• Instructions for the task
The records below must be transcribed exactly. Do not include the pictures.

[Extracted data entries]
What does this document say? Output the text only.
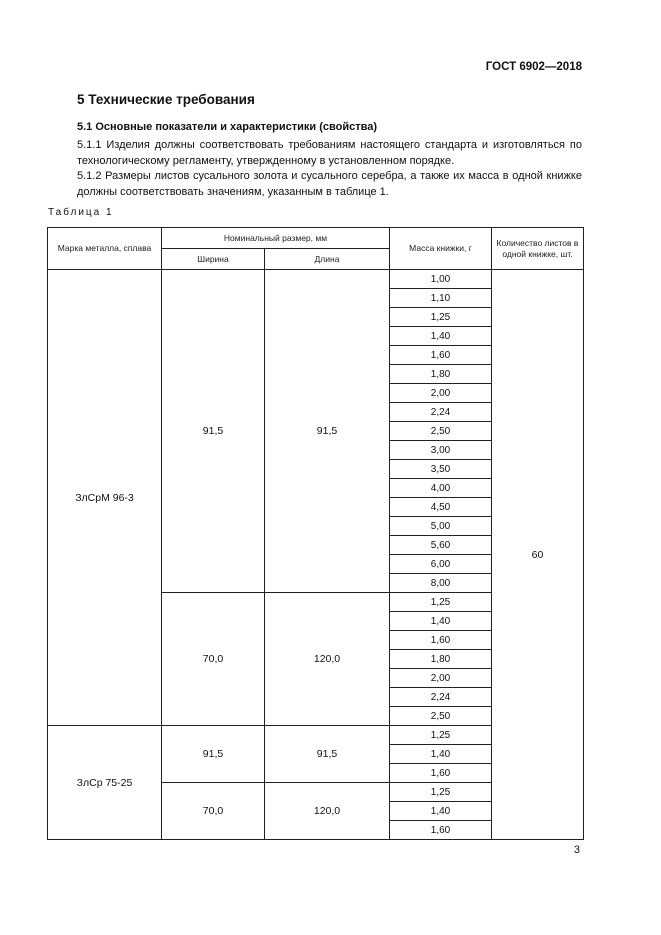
ГОСТ 6902—2018
5 Технические требования
5.1 Основные показатели и характеристики (свойства)

5.1.1 Изделия должны соответствовать требованиям настоящего стандарта и изготовляться по технологическому регламенту, утвержденному в установленном порядке.

5.1.2 Размеры листов сусального золота и сусального серебра, а также их масса в одной книжке должны соответствовать значениям, указанным в таблице 1.

Таблица 1
Марка металла, сплава	Номинальный размер, мм		Масса книжки, г	Количество листов в одной книжке, шт.
	Ширина	Длина		
ЗлСрМ 96-3	91,5	91,5	1,00	60
			1,10	
			1,25	
			1,40	
			1,60	
			1,80	
			2,00	
			2,24	
			2,50	
			3,00	
			3,50	
			4,00	
			4,50	
			5,00	
			5,60	
			6,00	
			8,00	
	70,0	120,0	1,25	
			1,40	
			1,60	
			1,80	
			2,00	
			2,24	
			2,50	
ЗлСр 75-25	91,5	91,5	1,25	
			1,40	
			1,60	
	70,0	120,0	1,25	
			1,40	
			1,60	
3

• Answer for this exercise
What does this document say? Output the text only.
ГОСТ 6902—2018
5 Технические требования
5.1 Основные показатели и характеристики (свойства)

5.1.1 Изделия должны соответствовать требованиям настоящего стандарта и изготовляться по технологическому регламенту, утвержденному в установленном порядке.

5.1.2 Размеры листов сусального золота и сусального серебра, а также их масса в одной книжке должны соответствовать значениям, указанным в таблице 1.

Таблица 1
Марка металла, сплава	Номинальный размер, мм		Масса книжки, г	Количество листов в одной книжке, шт.
	Ширина	Длина		
ЗлСрМ 96-3	91,5	91,5	1,00	60
			1,10	
			1,25	
			1,40	
			1,60	
			1,80	
			2,00	
			2,24	
			2,50	
			3,00	
			3,50	
			4,00	
			4,50	
			5,00	
			5,60	
			6,00	
			8,00	
	70,0	120,0	1,25	
			1,40	
			1,60	
			1,80	
			2,00	
			2,24	
			2,50	
ЗлСр 75-25	91,5	91,5	1,25	
			1,40	
			1,60	
	70,0	120,0	1,25	
			1,40	
			1,60	
3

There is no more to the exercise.